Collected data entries
-.-.-

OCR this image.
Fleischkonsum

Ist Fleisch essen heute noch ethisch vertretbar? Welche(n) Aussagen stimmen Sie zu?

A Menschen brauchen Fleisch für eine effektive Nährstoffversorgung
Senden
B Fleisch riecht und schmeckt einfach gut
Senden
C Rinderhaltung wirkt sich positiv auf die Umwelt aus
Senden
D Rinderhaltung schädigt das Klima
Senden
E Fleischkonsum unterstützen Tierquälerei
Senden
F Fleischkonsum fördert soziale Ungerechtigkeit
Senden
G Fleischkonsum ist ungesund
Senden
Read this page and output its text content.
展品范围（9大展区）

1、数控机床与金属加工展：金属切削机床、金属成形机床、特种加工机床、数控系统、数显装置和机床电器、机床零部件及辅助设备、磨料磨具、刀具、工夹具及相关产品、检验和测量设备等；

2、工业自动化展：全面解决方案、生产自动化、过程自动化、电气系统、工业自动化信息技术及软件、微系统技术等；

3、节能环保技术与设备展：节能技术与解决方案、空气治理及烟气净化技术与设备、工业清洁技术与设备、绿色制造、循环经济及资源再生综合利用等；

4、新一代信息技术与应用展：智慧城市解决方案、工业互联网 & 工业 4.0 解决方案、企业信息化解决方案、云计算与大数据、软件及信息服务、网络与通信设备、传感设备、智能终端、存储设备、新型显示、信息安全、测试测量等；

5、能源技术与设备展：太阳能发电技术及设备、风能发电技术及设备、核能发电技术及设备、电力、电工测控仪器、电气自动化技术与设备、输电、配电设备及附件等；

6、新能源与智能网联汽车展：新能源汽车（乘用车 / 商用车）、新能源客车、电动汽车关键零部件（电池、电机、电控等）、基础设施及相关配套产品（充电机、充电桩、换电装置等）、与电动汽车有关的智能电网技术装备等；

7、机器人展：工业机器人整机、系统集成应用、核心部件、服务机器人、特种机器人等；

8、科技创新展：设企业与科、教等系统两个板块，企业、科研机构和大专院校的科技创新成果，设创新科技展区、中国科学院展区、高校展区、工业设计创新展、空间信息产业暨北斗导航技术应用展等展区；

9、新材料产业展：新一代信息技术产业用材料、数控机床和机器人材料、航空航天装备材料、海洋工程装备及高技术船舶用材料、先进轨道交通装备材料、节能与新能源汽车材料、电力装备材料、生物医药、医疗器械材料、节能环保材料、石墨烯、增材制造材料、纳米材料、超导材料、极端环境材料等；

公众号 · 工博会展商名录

-.-.-

In the entries above, find each line with the word "Fleischkonsum" and show it.

Fleischkonsum
E Fleischkonsum unterstützen Tierquälerei
F Fleischkonsum fördert soziale Ungerechtigkeit
G Fleischkonsum ist ungesund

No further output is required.